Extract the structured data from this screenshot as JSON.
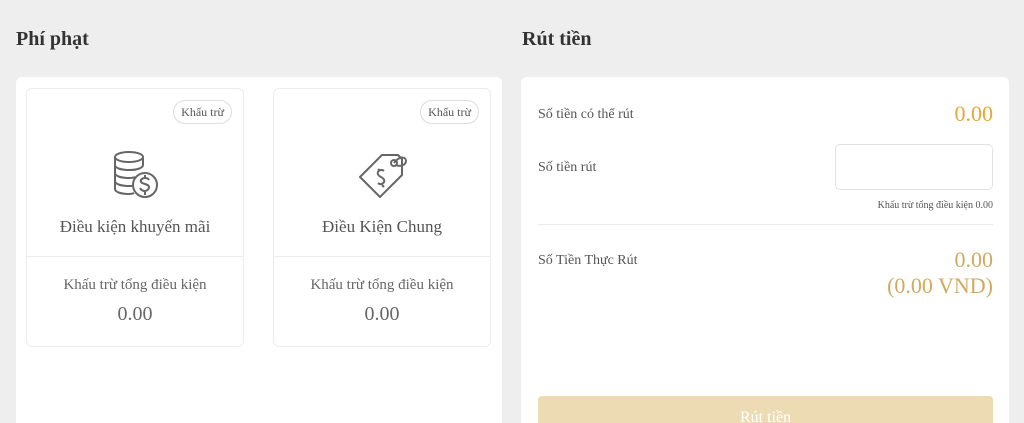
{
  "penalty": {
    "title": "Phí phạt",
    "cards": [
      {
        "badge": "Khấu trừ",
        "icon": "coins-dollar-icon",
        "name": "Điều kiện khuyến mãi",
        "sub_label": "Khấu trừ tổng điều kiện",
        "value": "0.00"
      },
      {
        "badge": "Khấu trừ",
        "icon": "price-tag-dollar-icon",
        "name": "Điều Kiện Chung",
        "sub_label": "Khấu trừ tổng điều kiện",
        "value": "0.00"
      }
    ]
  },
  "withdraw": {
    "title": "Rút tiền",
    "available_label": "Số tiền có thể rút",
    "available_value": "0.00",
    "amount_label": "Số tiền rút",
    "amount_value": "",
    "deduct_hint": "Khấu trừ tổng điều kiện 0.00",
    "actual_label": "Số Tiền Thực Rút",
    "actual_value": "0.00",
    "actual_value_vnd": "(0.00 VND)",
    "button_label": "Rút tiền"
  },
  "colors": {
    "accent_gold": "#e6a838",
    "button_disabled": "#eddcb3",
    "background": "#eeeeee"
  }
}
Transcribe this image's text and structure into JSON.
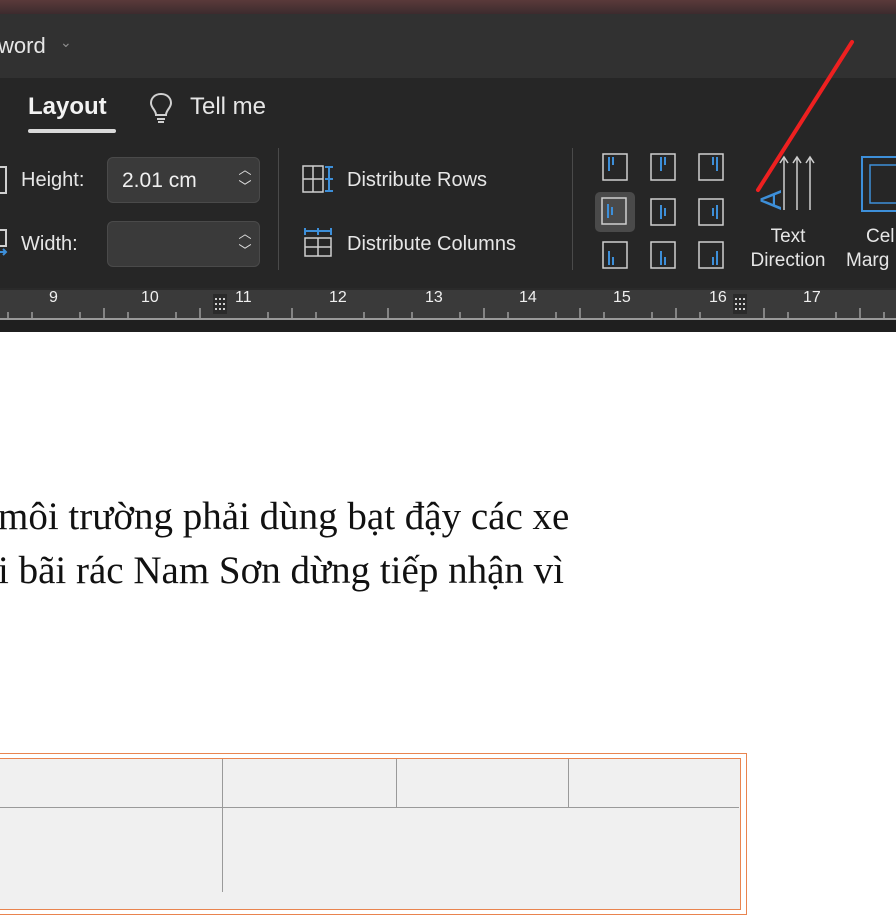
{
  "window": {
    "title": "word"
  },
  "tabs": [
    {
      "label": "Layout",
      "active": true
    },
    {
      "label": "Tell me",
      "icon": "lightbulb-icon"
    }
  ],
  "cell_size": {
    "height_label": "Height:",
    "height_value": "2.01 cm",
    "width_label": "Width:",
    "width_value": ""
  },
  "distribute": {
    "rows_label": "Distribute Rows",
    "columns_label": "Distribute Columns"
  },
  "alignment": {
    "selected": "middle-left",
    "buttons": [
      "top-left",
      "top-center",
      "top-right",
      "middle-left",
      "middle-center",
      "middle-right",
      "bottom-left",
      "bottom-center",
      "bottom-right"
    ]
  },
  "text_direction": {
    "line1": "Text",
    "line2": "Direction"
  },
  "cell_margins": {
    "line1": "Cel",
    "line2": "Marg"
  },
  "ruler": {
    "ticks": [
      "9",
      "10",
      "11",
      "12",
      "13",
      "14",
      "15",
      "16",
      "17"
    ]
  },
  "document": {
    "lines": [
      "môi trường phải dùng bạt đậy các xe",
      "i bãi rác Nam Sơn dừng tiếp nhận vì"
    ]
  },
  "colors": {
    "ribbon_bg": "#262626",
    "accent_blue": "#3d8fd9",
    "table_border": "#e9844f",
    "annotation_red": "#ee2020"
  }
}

____

> Exercise aim:
In the copy, leave out all pictures, and retype exactly each line from the one with "Transcribe this image's" through the last line of the entries.

> Task output:
Transcribe this image's text and structure into JSON.
{
  "window": {
    "title": "word"
  },
  "tabs": [
    {
      "label": "Layout",
      "active": true
    },
    {
      "label": "Tell me",
      "icon": "lightbulb-icon"
    }
  ],
  "cell_size": {
    "height_label": "Height:",
    "height_value": "2.01 cm",
    "width_label": "Width:",
    "width_value": ""
  },
  "distribute": {
    "rows_label": "Distribute Rows",
    "columns_label": "Distribute Columns"
  },
  "alignment": {
    "selected": "middle-left",
    "buttons": [
      "top-left",
      "top-center",
      "top-right",
      "middle-left",
      "middle-center",
      "middle-right",
      "bottom-left",
      "bottom-center",
      "bottom-right"
    ]
  },
  "text_direction": {
    "line1": "Text",
    "line2": "Direction"
  },
  "cell_margins": {
    "line1": "Cel",
    "line2": "Marg"
  },
  "ruler": {
    "ticks": [
      "9",
      "10",
      "11",
      "12",
      "13",
      "14",
      "15",
      "16",
      "17"
    ]
  },
  "document": {
    "lines": [
      "môi trường phải dùng bạt đậy các xe",
      "i bãi rác Nam Sơn dừng tiếp nhận vì"
    ]
  },
  "colors": {
    "ribbon_bg": "#262626",
    "accent_blue": "#3d8fd9",
    "table_border": "#e9844f",
    "annotation_red": "#ee2020"
  }
}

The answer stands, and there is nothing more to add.